===== Records shown =====

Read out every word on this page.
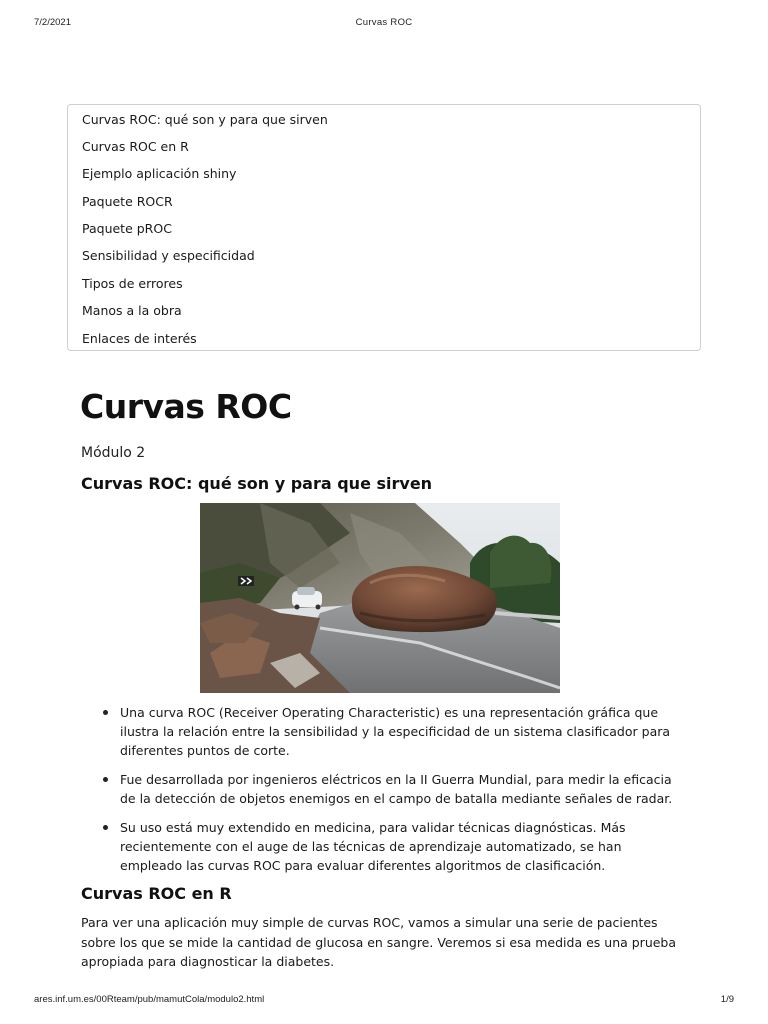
7/2/2021	Curvas ROC
Curvas ROC: qué son y para que sirven
Curvas ROC en R
Ejemplo aplicación shiny
Paquete ROCR
Paquete pROC
Sensibilidad y especificidad
Tipos de errores
Manos a la obra
Enlaces de interés
Curvas ROC

Módulo 2

Curvas ROC: qué son y para que sirven
Una curva ROC (Receiver Operating Characteristic) es una representación gráfica que ilustra la relación entre la sensibilidad y la especificidad de un sistema clasificador para diferentes puntos de corte.
Fue desarrollada por ingenieros eléctricos en la II Guerra Mundial, para medir la eficacia de la detección de objetos enemigos en el campo de batalla mediante señales de radar.
Su uso está muy extendido en medicina, para validar técnicas diagnósticas. Más recientemente con el auge de las técnicas de aprendizaje automatizado, se han empleado las curvas ROC para evaluar diferentes algoritmos de clasificación.
Curvas ROC en R

Para ver una aplicación muy simple de curvas ROC, vamos a simular una serie de pacientes sobre los que se mide la cantidad de glucosa en sangre. Veremos si esa medida es una prueba apropiada para diagnosticar la diabetes.

ares.inf.um.es/00Rteam/pub/mamutCola/modulo2.html	1/9
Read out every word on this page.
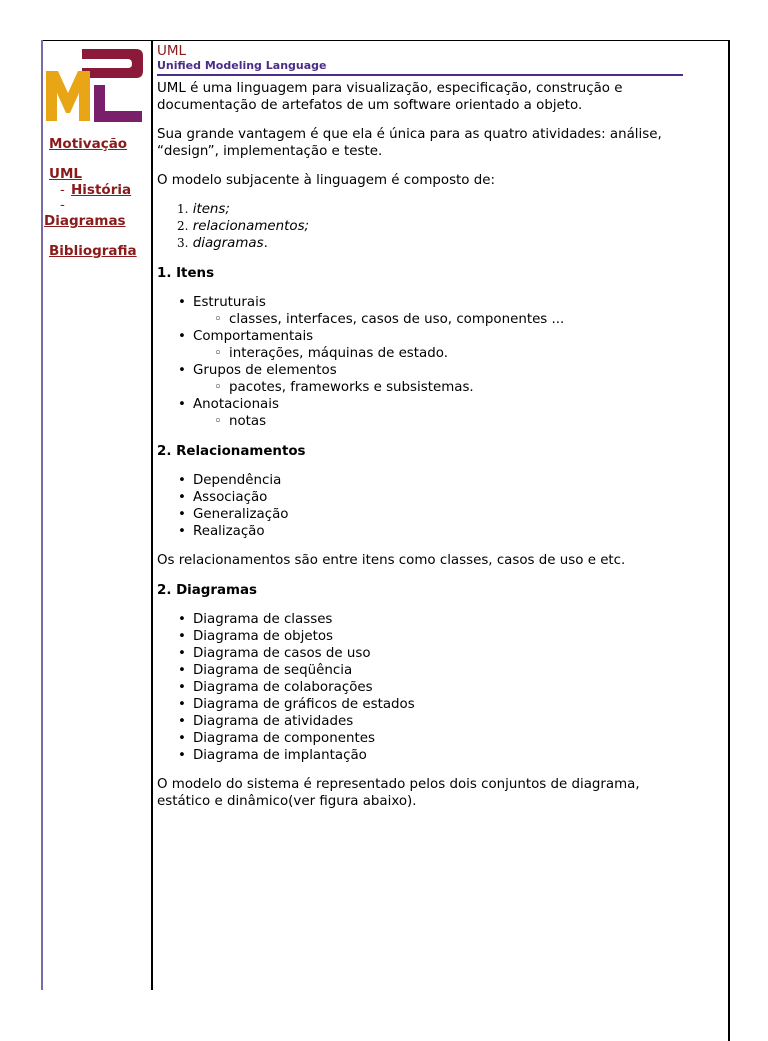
Motivação
UML
- História
-
Diagramas
Bibliografia
UML
Unified Modeling Language

UML é uma linguagem para visualização, especificação, construção e documentação de artefatos de um software orientado a objeto.

Sua grande vantagem é que ela é única para as quatro atividades: análise, “design”, implementação e teste.

O modelo subjacente à linguagem é composto de:

1. itens;
2. relacionamentos;
3. diagramas.
1. Itens
• Estruturais
◦ classes, interfaces, casos de uso, componentes ...
• Comportamentais
◦ interações, máquinas de estado.
• Grupos de elementos
◦ pacotes, frameworks e subsistemas.
• Anotacionais
◦ notas
2. Relacionamentos
• Dependência
• Associação
• Generalização
• Realização

Os relacionamentos são entre itens como classes, casos de uso e etc.

2. Diagramas
• Diagrama de classes
• Diagrama de objetos
• Diagrama de casos de uso
• Diagrama de seqüência
• Diagrama de colaborações
• Diagrama de gráficos de estados
• Diagrama de atividades
• Diagrama de componentes
• Diagrama de implantação

O modelo do sistema é representado pelos dois conjuntos de diagrama, estático e dinâmico(ver figura abaixo).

=====

:: What the task requires ::
Write out every line of the preceding listing that contains "modelo".

:: Task solution ::
O modelo subjacente à linguagem é composto de:
O modelo do sistema é representado pelos dois conjuntos de diagrama, estático e dinâmico(ver figura abaixo).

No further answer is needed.